Task. Where a line below holds the string "Razones", copy that line.

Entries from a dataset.
○ ○ ○ ○ ○ ○ ○

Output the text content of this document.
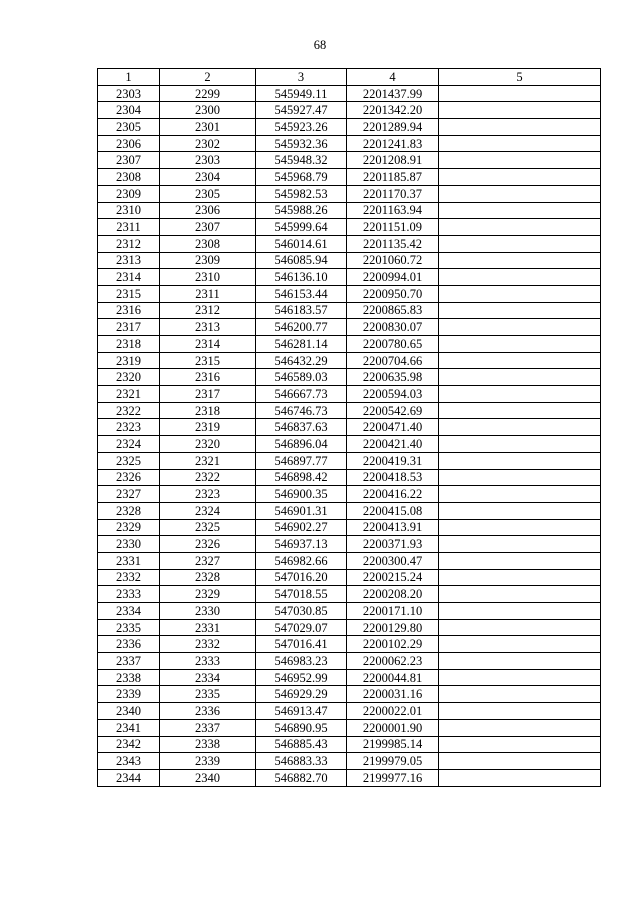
68
1	2	3	4	5
2303	2299	545949.11	2201437.99	
2304	2300	545927.47	2201342.20	
2305	2301	545923.26	2201289.94	
2306	2302	545932.36	2201241.83	
2307	2303	545948.32	2201208.91	
2308	2304	545968.79	2201185.87	
2309	2305	545982.53	2201170.37	
2310	2306	545988.26	2201163.94	
2311	2307	545999.64	2201151.09	
2312	2308	546014.61	2201135.42	
2313	2309	546085.94	2201060.72	
2314	2310	546136.10	2200994.01	
2315	2311	546153.44	2200950.70	
2316	2312	546183.57	2200865.83	
2317	2313	546200.77	2200830.07	
2318	2314	546281.14	2200780.65	
2319	2315	546432.29	2200704.66	
2320	2316	546589.03	2200635.98	
2321	2317	546667.73	2200594.03	
2322	2318	546746.73	2200542.69	
2323	2319	546837.63	2200471.40	
2324	2320	546896.04	2200421.40	
2325	2321	546897.77	2200419.31	
2326	2322	546898.42	2200418.53	
2327	2323	546900.35	2200416.22	
2328	2324	546901.31	2200415.08	
2329	2325	546902.27	2200413.91	
2330	2326	546937.13	2200371.93	
2331	2327	546982.66	2200300.47	
2332	2328	547016.20	2200215.24	
2333	2329	547018.55	2200208.20	
2334	2330	547030.85	2200171.10	
2335	2331	547029.07	2200129.80	
2336	2332	547016.41	2200102.29	
2337	2333	546983.23	2200062.23	
2338	2334	546952.99	2200044.81	
2339	2335	546929.29	2200031.16	
2340	2336	546913.47	2200022.01	
2341	2337	546890.95	2200001.90	
2342	2338	546885.43	2199985.14	
2343	2339	546883.33	2199979.05	
2344	2340	546882.70	2199977.16	
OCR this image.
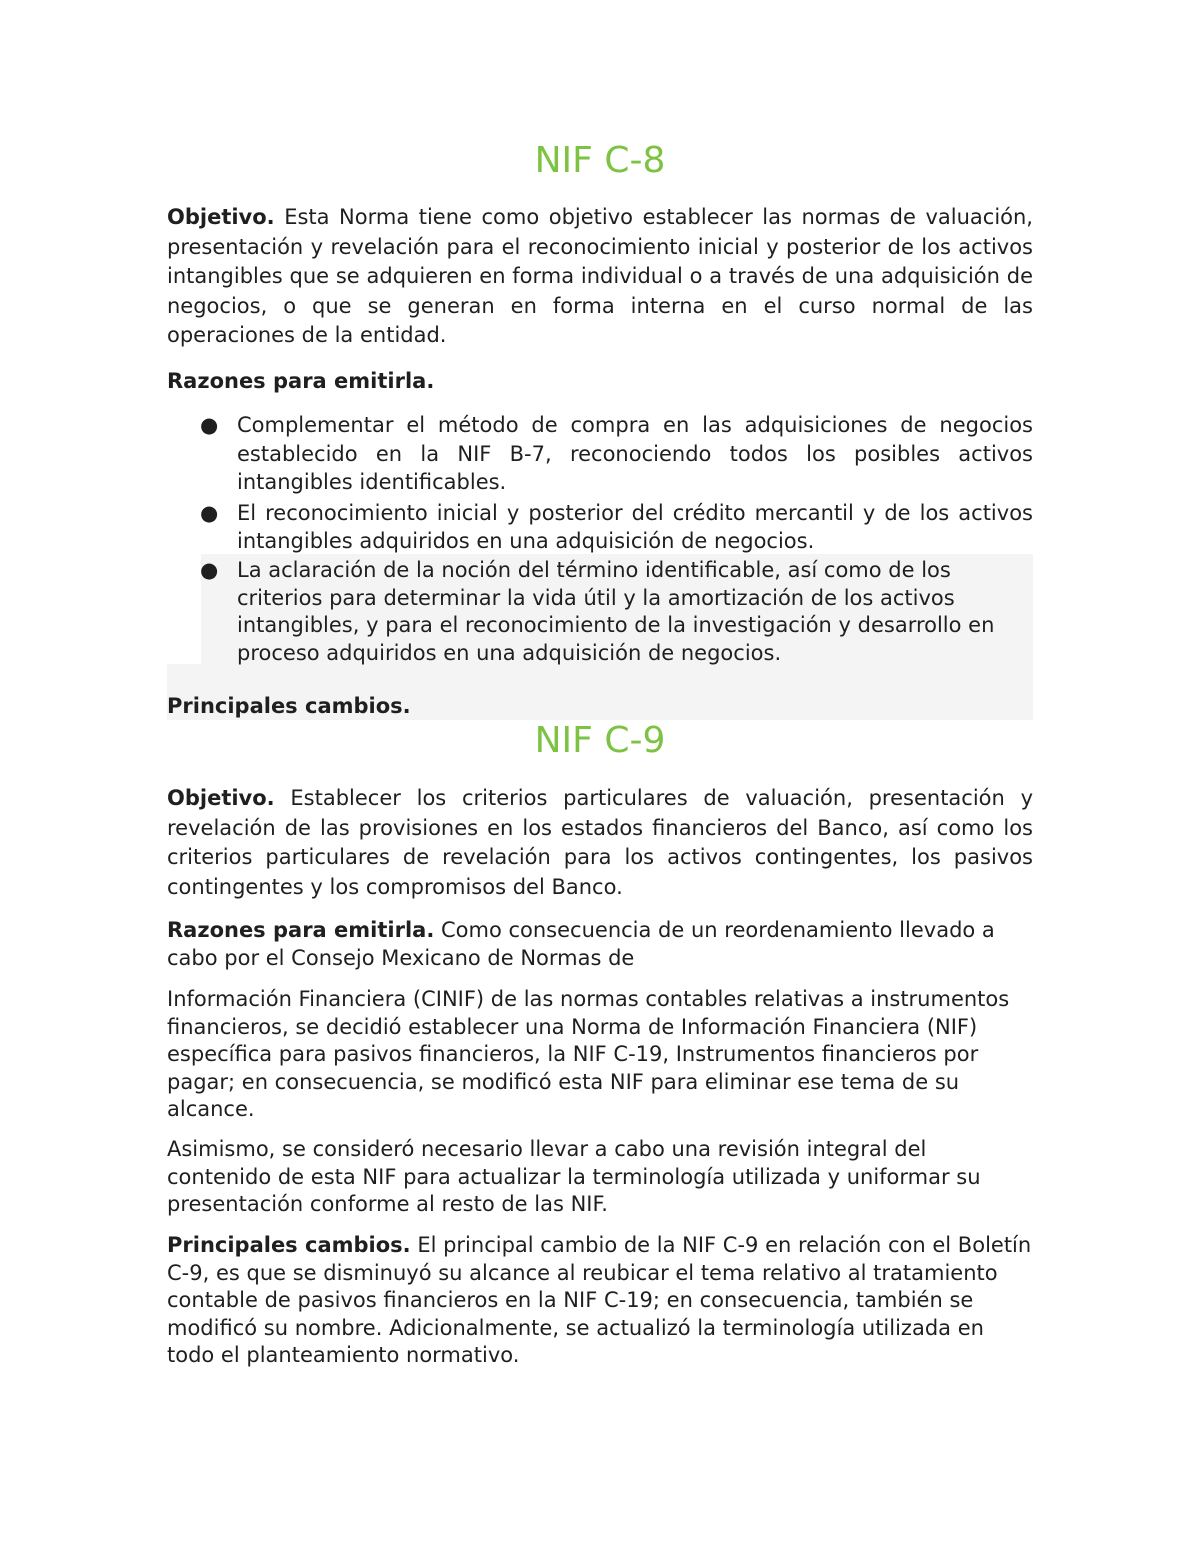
NIF C-8

Objetivo. Esta Norma tiene como objetivo establecer las normas de valuación, presentación y revelación para el reconocimiento inicial y posterior de los activos intangibles que se adquieren en forma individual o a través de una adquisición de negocios, o que se generan en forma interna en el curso normal de las operaciones de la entidad.

Razones para emitirla.

● Complementar el método de compra en las adquisiciones de negocios establecido en la NIF B-7, reconociendo todos los posibles activos intangibles identificables.
● El reconocimiento inicial y posterior del crédito mercantil y de los activos intangibles adquiridos en una adquisición de negocios.
● La aclaración de la noción del término identificable, así como de los criterios para determinar la vida útil y la amortización de los activos intangibles, y para el reconocimiento de la investigación y desarrollo en proceso adquiridos en una adquisición de negocios.

Principales cambios.

NIF C-9

Objetivo. Establecer los criterios particulares de valuación, presentación y revelación de las provisiones en los estados financieros del Banco, así como los criterios particulares de revelación para los activos contingentes, los pasivos contingentes y los compromisos del Banco.

Razones para emitirla. Como consecuencia de un reordenamiento llevado a cabo por el Consejo Mexicano de Normas de

Información Financiera (CINIF) de las normas contables relativas a instrumentos financieros, se decidió establecer una Norma de Información Financiera (NIF) específica para pasivos financieros, la NIF C-19, Instrumentos financieros por pagar; en consecuencia, se modificó esta NIF para eliminar ese tema de su alcance.

Asimismo, se consideró necesario llevar a cabo una revisión integral del contenido de esta NIF para actualizar la terminología utilizada y uniformar su presentación conforme al resto de las NIF.

Principales cambios. El principal cambio de la NIF C-9 en relación con el Boletín C-9, es que se disminuyó su alcance al reubicar el tema relativo al tratamiento contable de pasivos financieros en la NIF C-19; en consecuencia, también se modificó su nombre. Adicionalmente, se actualizó la terminología utilizada en todo el planteamiento normativo.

○ ○ ○ ○ ○ ○ ○

Finished answer.
Razones para emitirla.
Razones para emitirla. Como consecuencia de un reordenamiento llevado a cabo por el Consejo Mexicano de Normas de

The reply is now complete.